Copy out each line of the material below that holds the string "Section".

──────── DATA FOR THIS TASK

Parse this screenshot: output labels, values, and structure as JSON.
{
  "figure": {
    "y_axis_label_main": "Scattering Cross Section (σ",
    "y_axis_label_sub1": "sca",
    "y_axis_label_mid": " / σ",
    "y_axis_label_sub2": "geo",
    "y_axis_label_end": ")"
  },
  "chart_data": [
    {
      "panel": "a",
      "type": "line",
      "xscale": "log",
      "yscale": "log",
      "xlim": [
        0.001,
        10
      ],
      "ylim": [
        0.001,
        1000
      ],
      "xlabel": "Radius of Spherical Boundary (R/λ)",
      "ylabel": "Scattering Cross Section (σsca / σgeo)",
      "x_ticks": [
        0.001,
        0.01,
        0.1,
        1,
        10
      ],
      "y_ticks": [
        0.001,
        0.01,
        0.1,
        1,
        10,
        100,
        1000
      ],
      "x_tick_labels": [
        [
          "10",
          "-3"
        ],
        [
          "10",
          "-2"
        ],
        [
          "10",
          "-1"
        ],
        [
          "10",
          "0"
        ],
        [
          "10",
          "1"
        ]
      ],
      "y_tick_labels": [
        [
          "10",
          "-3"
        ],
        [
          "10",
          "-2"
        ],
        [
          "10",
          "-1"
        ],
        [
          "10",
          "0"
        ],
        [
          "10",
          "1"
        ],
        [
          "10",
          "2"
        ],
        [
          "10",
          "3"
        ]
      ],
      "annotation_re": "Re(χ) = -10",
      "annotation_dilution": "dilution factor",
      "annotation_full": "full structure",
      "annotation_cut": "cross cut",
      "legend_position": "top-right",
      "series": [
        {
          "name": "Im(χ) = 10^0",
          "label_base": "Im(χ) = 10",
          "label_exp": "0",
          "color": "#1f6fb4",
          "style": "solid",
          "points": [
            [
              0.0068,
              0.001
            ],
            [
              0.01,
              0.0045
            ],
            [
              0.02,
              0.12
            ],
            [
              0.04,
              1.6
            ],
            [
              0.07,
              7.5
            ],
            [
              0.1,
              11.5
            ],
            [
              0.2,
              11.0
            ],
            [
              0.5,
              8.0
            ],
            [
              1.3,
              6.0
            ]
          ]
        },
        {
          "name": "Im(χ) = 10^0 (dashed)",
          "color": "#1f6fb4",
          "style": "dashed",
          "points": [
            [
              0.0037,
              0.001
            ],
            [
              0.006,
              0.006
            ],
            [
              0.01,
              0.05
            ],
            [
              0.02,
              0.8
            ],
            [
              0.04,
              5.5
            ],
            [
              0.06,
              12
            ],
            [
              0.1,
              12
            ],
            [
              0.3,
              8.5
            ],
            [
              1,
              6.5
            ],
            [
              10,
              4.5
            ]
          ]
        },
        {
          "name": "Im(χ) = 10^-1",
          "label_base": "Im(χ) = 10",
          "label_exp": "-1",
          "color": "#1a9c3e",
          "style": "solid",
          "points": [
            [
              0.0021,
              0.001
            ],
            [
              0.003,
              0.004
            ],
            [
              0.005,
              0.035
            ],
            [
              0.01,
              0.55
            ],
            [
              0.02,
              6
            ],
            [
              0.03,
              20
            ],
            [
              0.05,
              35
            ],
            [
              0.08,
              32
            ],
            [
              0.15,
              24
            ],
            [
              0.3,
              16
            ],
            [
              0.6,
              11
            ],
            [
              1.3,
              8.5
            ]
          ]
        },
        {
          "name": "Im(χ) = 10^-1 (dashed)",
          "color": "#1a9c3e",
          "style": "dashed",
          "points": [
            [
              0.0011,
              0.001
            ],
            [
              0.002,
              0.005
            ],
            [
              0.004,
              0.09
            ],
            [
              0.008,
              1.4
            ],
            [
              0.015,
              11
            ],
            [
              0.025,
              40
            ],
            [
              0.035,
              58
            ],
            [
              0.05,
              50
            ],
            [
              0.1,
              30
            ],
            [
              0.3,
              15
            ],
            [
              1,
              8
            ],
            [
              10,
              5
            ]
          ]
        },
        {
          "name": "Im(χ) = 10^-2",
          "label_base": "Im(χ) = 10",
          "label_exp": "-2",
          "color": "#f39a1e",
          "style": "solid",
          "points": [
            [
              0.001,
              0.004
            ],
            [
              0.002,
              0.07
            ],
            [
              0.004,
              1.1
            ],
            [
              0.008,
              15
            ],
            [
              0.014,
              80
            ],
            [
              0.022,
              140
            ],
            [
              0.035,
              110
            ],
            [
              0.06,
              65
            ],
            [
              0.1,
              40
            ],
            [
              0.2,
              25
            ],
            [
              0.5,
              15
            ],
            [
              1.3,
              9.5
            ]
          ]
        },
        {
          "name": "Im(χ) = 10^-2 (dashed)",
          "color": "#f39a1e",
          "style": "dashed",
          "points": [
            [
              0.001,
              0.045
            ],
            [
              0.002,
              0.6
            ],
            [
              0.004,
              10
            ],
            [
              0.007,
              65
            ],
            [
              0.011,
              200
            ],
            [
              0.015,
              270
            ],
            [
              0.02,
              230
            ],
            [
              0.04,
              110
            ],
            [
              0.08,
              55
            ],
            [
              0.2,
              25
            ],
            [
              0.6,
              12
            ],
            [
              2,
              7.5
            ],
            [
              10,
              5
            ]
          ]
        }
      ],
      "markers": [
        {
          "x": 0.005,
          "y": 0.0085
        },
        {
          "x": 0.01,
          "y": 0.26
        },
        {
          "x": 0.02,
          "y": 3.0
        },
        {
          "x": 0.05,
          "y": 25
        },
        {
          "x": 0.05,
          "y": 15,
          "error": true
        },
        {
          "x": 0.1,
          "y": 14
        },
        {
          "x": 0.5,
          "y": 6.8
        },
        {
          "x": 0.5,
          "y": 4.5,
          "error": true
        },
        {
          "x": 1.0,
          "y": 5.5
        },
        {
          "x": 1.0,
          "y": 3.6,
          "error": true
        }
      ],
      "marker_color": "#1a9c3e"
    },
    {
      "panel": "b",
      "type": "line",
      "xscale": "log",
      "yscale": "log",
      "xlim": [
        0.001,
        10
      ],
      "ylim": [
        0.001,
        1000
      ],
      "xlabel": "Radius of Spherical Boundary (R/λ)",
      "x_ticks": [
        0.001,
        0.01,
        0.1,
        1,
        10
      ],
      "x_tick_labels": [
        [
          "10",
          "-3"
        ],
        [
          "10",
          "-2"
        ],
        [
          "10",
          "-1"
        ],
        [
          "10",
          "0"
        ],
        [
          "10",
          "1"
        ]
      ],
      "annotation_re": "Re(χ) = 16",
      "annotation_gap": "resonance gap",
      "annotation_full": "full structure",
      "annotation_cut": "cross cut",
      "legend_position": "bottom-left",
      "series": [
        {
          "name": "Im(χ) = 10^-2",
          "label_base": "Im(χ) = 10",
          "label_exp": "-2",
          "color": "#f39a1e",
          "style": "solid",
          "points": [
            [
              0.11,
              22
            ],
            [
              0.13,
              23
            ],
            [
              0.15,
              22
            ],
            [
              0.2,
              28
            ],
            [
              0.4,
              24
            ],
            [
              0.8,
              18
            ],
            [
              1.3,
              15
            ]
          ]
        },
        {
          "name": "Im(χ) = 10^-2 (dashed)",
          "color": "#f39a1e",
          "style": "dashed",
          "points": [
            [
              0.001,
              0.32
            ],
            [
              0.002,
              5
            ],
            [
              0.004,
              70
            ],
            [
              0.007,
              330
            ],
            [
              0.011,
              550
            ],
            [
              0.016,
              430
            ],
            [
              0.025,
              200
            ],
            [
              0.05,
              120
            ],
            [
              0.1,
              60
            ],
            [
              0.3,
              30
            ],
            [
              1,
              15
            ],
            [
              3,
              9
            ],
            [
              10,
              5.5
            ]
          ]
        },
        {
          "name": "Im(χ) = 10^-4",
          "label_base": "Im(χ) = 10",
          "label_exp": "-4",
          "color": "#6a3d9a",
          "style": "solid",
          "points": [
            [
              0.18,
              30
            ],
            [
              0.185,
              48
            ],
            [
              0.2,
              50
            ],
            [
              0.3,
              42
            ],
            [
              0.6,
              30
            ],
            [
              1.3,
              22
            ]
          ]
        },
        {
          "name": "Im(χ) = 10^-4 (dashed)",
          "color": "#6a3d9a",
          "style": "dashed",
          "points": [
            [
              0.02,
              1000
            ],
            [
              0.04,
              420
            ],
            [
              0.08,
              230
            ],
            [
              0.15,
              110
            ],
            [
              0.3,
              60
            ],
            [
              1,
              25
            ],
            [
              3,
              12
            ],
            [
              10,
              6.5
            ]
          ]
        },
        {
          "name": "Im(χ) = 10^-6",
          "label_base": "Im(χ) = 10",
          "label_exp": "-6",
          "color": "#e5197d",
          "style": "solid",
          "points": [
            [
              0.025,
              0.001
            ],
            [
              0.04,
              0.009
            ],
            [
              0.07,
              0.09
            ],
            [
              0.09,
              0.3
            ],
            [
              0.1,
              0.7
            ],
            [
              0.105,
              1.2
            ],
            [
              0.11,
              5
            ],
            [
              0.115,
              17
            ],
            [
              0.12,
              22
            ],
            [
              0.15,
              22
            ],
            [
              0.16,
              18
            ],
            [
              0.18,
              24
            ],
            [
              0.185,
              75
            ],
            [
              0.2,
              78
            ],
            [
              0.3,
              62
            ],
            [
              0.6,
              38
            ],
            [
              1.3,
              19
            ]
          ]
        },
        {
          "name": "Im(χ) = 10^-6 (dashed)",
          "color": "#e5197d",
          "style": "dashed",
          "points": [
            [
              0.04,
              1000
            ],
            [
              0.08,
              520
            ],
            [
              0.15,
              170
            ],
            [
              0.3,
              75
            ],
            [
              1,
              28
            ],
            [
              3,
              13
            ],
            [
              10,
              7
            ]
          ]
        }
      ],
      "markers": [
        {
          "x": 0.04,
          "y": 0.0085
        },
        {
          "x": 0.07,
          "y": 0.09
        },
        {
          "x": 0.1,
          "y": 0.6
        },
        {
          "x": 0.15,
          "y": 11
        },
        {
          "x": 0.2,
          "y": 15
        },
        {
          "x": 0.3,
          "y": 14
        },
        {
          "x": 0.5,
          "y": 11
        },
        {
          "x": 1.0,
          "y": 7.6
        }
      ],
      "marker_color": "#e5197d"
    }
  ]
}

────────────────

== RESPONSE TO THE TASK ==
    "y_axis_label_main": "Scattering Cross Section (σ",
      "ylabel": "Scattering Cross Section (σsca / σgeo)",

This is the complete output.